* [Stated problem]
Collect all lines below with the string "Media".

_____

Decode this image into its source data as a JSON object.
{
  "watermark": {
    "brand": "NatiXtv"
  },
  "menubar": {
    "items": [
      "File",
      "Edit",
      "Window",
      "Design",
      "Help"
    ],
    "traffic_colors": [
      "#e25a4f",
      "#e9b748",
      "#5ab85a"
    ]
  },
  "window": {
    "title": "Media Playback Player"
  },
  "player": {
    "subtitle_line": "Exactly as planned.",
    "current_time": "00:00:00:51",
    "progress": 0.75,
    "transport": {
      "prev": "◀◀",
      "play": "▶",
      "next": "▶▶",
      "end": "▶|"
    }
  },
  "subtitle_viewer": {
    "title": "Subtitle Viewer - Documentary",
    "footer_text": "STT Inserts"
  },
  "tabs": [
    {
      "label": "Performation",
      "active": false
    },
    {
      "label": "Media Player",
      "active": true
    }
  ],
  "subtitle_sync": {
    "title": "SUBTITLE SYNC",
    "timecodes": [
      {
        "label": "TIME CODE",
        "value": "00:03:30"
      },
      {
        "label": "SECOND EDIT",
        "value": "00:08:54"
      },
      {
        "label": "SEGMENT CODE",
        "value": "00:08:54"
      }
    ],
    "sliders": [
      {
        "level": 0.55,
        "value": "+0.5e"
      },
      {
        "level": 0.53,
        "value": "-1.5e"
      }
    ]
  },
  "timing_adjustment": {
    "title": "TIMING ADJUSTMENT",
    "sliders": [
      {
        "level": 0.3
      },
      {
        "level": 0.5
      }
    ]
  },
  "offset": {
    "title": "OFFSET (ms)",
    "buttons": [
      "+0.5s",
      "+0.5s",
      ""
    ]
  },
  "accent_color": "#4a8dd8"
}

_____

* [Response for this exercise]
    "title": "Media Playback Player"
      "label": "Media Player",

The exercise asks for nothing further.